• **Written task**: Copy each line where the word "Monthly" occurs.

• **Record excerpts**:

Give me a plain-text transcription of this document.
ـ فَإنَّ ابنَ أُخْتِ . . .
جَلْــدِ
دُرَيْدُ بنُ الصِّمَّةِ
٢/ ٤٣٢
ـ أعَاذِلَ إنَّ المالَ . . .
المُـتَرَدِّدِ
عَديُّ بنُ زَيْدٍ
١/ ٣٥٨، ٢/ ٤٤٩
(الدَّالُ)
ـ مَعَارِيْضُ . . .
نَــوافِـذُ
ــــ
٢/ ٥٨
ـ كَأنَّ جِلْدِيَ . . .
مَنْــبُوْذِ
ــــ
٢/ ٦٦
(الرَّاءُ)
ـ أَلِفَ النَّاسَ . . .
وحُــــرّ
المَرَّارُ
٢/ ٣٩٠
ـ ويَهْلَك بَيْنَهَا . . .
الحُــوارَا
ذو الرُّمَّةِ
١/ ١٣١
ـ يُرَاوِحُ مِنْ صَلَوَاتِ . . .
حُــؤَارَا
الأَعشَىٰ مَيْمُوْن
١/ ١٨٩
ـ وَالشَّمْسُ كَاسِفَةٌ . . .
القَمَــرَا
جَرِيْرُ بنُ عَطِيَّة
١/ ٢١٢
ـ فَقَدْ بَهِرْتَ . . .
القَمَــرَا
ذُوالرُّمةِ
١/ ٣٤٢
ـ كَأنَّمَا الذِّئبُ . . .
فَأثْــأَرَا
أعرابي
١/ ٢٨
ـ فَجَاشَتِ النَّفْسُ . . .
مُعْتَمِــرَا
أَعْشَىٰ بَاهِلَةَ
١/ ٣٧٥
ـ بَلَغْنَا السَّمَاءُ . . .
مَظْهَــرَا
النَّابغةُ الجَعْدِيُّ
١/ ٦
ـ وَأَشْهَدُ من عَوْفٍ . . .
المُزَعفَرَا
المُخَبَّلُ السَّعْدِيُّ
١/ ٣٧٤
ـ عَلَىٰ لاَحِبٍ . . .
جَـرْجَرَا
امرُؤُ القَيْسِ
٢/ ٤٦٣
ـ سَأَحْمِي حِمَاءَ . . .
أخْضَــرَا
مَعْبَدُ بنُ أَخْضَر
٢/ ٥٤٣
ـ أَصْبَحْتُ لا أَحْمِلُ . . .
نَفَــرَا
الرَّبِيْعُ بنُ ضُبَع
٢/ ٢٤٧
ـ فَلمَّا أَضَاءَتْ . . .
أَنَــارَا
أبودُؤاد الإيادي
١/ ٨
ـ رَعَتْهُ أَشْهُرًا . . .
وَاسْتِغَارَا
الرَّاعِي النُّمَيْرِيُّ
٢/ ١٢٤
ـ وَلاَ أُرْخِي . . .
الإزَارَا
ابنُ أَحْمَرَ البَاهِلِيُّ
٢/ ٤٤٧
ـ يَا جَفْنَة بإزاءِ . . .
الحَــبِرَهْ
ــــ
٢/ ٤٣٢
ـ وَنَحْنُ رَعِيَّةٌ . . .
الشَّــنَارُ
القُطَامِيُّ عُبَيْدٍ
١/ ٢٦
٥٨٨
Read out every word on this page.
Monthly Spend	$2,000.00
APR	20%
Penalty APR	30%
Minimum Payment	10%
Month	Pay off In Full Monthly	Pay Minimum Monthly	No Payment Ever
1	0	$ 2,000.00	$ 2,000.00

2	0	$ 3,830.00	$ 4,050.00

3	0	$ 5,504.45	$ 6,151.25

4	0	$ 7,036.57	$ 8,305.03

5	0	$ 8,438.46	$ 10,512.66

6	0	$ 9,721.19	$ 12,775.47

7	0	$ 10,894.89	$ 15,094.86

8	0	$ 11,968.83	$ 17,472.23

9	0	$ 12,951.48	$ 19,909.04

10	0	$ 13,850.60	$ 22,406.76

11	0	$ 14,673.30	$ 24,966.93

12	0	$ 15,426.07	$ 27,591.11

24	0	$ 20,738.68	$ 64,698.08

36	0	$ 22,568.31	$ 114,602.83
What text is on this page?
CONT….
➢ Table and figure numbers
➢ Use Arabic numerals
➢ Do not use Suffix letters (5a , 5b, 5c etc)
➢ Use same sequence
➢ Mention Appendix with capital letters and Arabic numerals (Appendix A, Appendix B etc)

• **Written response**:
Monthly Spend	$2,000.00
Month	Pay off In Full Monthly	Pay Minimum Monthly	No Payment Ever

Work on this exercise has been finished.